> [WORK INSTRUCTIONS] Retype the following records line for line, with no changes at all.

Entries taken from a collection
»»

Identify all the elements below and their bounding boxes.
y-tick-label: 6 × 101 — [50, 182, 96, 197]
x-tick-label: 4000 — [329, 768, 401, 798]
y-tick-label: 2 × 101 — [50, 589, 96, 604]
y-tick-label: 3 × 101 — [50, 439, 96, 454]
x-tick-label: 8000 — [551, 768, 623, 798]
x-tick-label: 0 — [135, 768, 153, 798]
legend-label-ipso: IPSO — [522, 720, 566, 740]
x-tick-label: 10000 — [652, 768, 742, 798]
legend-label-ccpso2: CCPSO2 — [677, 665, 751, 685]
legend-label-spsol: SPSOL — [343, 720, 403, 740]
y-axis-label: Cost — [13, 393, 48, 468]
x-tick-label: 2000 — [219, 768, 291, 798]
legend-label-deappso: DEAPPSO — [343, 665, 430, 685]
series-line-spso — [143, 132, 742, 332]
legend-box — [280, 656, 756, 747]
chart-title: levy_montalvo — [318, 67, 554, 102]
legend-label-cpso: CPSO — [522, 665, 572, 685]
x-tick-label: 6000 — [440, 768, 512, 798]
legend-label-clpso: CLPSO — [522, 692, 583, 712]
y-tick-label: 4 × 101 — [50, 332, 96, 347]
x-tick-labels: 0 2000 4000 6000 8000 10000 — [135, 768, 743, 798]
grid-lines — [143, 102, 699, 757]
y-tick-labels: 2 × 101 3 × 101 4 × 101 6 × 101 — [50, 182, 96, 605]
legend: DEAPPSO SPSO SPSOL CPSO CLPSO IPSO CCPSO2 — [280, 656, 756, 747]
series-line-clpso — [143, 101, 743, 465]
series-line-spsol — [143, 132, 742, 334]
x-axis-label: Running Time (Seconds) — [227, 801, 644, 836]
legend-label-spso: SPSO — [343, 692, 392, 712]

««

> [ANSWER TO THIS PROBLEM]
Identify all the elements below and their bounding boxes.
y-tick-label: 6 × 101 — [50, 182, 96, 197]
x-tick-label: 4000 — [329, 768, 401, 798]
y-tick-label: 2 × 101 — [50, 589, 96, 604]
y-tick-label: 3 × 101 — [50, 439, 96, 454]
x-tick-label: 8000 — [551, 768, 623, 798]
x-tick-label: 0 — [135, 768, 153, 798]
legend-label-ipso: IPSO — [522, 720, 566, 740]
x-tick-label: 10000 — [652, 768, 742, 798]
legend-label-ccpso2: CCPSO2 — [677, 665, 751, 685]
legend-label-spsol: SPSOL — [343, 720, 403, 740]
y-axis-label: Cost — [13, 393, 48, 468]
x-tick-label: 2000 — [219, 768, 291, 798]
legend-label-deappso: DEAPPSO — [343, 665, 430, 685]
series-line-spso — [143, 132, 742, 332]
legend-box — [280, 656, 756, 747]
chart-title: levy_montalvo — [318, 67, 554, 102]
legend-label-cpso: CPSO — [522, 665, 572, 685]
x-tick-label: 6000 — [440, 768, 512, 798]
legend-label-clpso: CLPSO — [522, 692, 583, 712]
y-tick-label: 4 × 101 — [50, 332, 96, 347]
x-tick-labels: 0 2000 4000 6000 8000 10000 — [135, 768, 743, 798]
grid-lines — [143, 102, 699, 757]
y-tick-labels: 2 × 101 3 × 101 4 × 101 6 × 101 — [50, 182, 96, 605]
legend: DEAPPSO SPSO SPSOL CPSO CLPSO IPSO CCPSO2 — [280, 656, 756, 747]
series-line-clpso — [143, 101, 743, 465]
series-line-spsol — [143, 132, 742, 334]
x-axis-label: Running Time (Seconds) — [227, 801, 644, 836]
legend-label-spso: SPSO — [343, 692, 392, 712]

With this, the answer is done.